[Stored records]
◆ ◆ ◆ ◆ ◆ ◆ ◆

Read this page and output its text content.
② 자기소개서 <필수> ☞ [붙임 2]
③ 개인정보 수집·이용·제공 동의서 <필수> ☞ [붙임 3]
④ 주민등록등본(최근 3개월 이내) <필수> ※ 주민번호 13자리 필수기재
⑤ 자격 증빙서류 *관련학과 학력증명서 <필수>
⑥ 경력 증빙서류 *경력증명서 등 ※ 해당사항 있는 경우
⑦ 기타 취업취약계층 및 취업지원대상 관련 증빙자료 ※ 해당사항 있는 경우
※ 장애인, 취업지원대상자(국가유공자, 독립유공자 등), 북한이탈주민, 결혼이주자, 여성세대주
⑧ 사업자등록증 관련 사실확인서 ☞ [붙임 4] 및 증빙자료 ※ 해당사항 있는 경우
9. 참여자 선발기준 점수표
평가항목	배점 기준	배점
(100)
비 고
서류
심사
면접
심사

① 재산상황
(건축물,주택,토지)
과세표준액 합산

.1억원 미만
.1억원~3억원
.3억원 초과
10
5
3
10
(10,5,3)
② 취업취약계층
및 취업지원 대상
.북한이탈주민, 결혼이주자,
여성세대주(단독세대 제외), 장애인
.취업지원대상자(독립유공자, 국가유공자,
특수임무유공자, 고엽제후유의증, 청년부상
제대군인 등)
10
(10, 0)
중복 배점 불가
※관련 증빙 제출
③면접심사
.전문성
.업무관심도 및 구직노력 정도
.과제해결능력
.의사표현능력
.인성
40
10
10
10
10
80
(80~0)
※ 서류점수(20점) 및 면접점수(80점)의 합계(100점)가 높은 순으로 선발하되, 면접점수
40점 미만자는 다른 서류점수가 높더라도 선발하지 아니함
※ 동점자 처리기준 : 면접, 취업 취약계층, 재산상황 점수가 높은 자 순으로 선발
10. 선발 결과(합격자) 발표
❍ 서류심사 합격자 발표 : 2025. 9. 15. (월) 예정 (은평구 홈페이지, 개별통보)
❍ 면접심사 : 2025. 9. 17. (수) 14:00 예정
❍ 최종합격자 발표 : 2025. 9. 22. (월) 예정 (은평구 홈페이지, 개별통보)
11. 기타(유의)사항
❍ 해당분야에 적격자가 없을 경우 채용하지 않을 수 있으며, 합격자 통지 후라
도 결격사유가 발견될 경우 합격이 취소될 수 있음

◆ ◆ ◆ ◆ ◆ ◆ ◆

Stated task: Copy out every line holding the string "홈페이지".

Answer to the task:
❍ 서류심사 합격자 발표 : 2025. 9. 15. (월) 예정 (은평구 홈페이지, 개별통보)
❍ 최종합격자 발표 : 2025. 9. 22. (월) 예정 (은평구 홈페이지, 개별통보)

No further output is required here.